[Stored entries]
^^^^^^^^

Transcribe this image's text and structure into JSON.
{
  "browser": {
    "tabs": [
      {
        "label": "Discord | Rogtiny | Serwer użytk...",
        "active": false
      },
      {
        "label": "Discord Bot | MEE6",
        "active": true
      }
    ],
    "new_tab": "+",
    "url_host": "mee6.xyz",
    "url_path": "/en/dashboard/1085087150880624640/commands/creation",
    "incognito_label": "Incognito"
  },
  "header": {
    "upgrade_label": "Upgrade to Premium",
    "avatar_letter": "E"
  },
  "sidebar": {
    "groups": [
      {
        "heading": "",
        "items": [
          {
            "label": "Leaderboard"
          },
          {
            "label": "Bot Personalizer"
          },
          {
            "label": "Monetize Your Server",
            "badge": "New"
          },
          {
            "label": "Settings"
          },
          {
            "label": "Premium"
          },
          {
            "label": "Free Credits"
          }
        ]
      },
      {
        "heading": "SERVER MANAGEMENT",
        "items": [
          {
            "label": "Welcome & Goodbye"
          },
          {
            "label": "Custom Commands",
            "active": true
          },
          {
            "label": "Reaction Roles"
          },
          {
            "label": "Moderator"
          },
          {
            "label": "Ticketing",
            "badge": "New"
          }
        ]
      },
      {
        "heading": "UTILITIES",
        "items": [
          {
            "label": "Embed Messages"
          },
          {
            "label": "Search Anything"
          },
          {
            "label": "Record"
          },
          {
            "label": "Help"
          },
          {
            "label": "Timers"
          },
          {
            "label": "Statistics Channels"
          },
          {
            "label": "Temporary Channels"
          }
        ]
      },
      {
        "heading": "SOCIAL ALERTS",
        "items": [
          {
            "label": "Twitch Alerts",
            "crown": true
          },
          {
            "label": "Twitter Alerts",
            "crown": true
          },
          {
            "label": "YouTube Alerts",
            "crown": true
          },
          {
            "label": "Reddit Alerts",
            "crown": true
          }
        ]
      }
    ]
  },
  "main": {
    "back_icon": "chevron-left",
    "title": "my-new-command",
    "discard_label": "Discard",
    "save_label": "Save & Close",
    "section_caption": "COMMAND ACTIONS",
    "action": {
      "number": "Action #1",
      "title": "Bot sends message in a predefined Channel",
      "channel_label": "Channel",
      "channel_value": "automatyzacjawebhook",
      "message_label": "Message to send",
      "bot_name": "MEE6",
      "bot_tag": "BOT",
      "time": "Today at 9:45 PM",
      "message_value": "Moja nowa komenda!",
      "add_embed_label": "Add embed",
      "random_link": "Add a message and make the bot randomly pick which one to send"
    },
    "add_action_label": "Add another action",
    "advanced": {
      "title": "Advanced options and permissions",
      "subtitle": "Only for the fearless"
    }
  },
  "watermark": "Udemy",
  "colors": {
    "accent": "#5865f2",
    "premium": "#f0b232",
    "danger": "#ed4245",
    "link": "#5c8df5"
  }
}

^^^^^^^^

Given problem
Extract all lines that hold the word "Channels".

Full output
            "label": "Statistics Channels"
            "label": "Temporary Channels"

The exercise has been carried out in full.